[BEGIN]
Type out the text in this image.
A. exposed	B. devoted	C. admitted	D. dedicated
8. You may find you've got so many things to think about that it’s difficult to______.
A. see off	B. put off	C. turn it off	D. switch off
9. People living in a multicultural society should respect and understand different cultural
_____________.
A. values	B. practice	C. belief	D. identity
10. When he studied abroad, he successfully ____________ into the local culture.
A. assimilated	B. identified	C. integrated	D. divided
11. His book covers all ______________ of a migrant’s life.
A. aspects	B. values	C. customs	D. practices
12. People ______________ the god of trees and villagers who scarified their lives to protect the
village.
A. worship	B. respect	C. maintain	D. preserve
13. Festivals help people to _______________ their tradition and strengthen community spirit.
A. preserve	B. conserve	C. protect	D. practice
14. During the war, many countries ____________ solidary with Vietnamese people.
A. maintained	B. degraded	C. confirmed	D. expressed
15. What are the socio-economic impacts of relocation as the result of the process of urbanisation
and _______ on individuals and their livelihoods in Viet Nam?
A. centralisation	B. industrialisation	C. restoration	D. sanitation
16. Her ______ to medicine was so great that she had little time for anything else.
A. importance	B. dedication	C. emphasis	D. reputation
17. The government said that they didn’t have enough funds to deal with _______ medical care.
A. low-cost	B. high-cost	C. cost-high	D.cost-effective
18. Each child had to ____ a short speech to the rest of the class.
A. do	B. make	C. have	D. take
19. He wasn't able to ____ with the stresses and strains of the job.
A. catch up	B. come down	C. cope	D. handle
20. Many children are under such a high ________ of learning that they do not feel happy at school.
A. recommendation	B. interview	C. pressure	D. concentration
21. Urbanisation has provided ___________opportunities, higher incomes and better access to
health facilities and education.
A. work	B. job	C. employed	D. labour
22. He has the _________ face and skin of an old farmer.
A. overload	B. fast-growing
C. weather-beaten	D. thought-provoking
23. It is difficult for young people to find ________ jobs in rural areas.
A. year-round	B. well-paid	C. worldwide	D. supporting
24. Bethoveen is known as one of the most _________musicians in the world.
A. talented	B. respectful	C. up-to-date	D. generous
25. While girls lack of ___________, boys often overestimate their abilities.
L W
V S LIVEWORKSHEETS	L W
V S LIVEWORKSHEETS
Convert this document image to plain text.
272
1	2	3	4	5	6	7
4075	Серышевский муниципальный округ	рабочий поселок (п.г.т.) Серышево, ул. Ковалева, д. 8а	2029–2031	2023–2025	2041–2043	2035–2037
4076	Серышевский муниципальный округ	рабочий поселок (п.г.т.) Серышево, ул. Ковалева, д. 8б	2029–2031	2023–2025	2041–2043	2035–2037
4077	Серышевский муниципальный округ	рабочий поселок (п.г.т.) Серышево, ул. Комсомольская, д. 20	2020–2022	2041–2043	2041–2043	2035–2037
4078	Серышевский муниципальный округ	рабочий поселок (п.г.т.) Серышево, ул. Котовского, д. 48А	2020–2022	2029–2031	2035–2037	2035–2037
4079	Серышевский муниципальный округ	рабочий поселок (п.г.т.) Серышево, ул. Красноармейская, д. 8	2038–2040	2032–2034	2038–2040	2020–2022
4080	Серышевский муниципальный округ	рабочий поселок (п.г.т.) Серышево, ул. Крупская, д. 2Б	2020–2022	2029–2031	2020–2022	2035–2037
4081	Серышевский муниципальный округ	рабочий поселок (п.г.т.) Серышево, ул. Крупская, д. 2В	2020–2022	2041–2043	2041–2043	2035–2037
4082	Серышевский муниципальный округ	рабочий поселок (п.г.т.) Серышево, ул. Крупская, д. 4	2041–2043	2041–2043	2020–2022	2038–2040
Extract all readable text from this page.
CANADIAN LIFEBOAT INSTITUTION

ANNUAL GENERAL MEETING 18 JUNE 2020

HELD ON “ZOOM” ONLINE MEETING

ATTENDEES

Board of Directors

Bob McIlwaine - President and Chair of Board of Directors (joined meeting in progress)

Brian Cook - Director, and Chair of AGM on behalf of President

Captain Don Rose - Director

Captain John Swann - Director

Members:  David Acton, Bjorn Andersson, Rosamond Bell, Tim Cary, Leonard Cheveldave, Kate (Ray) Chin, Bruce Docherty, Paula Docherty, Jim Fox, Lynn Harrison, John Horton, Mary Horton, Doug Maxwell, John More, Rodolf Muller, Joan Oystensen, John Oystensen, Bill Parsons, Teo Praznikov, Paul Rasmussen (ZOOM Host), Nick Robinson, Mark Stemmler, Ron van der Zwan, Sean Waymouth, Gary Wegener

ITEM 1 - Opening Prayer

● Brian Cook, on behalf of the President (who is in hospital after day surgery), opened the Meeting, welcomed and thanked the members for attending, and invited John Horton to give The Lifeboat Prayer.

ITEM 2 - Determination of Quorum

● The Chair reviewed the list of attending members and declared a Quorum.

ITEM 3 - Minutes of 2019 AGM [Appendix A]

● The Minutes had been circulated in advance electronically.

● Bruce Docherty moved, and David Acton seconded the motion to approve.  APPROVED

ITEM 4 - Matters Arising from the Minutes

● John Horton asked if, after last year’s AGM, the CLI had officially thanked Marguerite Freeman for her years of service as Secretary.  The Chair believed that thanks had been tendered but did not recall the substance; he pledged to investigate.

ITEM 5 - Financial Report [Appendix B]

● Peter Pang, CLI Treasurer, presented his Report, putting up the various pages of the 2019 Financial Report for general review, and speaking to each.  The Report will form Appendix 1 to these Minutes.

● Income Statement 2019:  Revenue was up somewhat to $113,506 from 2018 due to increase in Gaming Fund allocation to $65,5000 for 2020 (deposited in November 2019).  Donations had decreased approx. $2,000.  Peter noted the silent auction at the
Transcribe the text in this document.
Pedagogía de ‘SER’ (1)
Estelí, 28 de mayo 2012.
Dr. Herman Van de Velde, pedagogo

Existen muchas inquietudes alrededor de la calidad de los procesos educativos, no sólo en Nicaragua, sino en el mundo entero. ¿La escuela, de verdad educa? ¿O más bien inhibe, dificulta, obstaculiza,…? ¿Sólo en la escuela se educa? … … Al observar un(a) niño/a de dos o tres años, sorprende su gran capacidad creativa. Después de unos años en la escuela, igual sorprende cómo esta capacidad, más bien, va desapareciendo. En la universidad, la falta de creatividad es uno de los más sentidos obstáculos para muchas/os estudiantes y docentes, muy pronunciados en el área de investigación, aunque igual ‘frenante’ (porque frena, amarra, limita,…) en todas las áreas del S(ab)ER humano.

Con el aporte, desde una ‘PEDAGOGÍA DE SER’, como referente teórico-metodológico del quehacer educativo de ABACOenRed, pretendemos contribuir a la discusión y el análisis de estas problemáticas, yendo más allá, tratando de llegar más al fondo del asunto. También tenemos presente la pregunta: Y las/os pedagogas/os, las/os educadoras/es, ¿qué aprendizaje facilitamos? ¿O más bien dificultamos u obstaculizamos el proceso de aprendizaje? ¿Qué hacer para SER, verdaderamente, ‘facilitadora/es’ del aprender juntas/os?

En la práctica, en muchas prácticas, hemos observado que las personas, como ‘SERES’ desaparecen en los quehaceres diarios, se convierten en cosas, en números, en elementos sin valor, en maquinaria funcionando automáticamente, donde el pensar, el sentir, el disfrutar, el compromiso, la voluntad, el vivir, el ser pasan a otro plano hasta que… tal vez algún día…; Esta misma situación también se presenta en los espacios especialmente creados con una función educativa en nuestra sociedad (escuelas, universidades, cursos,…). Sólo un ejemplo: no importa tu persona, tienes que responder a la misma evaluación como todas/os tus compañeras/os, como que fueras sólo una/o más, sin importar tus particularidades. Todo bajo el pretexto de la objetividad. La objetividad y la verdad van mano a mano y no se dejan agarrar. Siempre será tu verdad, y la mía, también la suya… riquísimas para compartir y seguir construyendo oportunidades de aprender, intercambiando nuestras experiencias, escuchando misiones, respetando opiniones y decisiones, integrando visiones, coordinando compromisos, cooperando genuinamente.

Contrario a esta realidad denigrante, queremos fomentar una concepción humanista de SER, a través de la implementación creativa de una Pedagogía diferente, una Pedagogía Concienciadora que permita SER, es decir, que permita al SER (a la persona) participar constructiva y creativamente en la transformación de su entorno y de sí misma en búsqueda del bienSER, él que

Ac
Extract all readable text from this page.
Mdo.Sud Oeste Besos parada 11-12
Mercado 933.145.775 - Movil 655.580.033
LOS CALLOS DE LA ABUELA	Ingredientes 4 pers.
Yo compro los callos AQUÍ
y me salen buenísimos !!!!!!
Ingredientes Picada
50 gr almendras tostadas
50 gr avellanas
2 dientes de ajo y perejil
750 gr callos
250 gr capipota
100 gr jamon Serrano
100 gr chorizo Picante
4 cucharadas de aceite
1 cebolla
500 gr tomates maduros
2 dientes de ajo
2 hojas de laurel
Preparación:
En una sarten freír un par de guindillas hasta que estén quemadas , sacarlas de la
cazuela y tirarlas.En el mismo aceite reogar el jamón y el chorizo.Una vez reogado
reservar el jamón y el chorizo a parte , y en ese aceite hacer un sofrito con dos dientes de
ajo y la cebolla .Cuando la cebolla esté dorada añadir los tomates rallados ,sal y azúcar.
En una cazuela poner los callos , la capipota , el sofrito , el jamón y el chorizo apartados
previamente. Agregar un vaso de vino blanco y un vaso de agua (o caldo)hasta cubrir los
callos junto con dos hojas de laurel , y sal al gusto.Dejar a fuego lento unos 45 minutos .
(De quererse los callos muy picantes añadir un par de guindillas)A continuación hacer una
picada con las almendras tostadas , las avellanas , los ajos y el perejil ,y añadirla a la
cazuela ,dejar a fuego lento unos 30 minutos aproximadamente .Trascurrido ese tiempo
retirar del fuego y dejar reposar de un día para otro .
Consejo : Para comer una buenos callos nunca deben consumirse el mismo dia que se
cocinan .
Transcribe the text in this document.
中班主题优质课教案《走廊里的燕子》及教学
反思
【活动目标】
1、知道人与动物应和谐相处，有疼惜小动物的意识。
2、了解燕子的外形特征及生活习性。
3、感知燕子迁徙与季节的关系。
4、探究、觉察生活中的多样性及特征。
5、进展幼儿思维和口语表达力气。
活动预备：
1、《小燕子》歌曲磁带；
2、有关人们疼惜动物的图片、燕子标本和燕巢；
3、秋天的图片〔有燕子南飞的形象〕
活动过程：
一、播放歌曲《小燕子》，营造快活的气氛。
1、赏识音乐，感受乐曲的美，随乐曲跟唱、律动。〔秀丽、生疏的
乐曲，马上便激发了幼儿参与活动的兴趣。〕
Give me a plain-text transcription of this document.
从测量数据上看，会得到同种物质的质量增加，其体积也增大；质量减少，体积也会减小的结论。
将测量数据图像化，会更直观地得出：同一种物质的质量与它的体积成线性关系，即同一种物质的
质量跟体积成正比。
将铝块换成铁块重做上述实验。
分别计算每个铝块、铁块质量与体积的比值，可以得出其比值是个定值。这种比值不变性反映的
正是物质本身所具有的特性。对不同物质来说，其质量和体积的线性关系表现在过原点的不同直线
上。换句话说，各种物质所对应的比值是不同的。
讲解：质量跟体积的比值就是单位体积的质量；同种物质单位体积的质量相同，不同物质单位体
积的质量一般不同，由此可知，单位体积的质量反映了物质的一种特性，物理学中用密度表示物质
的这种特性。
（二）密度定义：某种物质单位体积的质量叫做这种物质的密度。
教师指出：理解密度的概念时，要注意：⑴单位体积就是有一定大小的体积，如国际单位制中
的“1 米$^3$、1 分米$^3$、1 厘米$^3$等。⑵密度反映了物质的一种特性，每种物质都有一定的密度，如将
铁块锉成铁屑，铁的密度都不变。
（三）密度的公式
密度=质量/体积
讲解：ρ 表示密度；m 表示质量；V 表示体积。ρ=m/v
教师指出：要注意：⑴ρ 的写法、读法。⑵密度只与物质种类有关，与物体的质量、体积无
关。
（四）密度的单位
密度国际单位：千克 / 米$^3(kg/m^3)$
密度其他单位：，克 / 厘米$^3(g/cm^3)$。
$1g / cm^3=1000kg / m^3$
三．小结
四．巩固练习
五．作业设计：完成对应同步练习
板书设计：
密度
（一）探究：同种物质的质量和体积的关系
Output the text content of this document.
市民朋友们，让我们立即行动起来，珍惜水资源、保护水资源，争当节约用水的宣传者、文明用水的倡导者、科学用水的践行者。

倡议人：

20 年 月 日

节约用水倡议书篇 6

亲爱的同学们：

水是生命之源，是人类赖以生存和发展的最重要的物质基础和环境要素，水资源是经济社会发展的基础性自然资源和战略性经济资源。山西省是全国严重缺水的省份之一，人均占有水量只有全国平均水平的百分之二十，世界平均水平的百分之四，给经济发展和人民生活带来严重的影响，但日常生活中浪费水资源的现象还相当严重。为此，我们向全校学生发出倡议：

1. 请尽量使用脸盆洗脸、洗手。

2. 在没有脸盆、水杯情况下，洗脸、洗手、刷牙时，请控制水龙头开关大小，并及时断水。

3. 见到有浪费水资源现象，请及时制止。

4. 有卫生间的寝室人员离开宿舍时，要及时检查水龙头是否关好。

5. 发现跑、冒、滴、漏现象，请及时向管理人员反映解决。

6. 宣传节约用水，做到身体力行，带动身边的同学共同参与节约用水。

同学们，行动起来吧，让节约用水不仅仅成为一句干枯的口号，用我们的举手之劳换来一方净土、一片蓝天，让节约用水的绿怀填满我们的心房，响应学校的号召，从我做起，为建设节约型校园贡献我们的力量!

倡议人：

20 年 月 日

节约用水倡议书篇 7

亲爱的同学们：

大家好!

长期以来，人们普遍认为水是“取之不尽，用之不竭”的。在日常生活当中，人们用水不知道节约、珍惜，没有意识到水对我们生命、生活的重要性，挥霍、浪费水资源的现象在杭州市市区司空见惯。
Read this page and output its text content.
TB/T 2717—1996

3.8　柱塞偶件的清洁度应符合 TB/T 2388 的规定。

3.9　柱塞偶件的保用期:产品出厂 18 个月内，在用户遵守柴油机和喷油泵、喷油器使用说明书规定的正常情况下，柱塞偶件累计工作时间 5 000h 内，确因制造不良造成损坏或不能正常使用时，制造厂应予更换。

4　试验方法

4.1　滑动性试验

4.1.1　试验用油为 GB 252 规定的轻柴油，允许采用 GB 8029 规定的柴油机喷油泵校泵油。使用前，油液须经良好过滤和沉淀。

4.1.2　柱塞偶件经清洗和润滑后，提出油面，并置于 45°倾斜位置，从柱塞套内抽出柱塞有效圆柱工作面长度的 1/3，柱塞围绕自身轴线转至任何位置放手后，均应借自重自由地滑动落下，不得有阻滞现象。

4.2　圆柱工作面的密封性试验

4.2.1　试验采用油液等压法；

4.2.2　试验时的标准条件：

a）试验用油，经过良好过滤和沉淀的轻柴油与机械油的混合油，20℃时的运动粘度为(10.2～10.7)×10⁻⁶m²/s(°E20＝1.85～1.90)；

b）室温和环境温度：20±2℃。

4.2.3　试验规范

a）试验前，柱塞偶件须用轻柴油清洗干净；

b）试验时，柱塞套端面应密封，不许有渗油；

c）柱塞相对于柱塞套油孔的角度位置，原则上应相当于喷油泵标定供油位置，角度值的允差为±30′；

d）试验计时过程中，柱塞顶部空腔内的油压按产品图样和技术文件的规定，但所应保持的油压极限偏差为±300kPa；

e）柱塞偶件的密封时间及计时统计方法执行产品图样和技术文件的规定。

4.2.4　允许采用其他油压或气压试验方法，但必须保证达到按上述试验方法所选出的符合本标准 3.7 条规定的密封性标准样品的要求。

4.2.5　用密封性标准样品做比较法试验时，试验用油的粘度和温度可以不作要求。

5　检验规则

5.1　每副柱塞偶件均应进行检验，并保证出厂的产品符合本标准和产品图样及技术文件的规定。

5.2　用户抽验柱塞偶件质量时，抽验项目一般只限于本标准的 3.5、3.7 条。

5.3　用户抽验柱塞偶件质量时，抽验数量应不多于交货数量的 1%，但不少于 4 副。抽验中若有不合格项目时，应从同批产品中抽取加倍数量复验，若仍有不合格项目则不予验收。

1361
[END]
Using the data above, copy each line that contains "perejil".

2 dientes de ajo y perejil
picada con las almendras tostadas , las avellanas , los ajos y el perejil ,y añadirla a la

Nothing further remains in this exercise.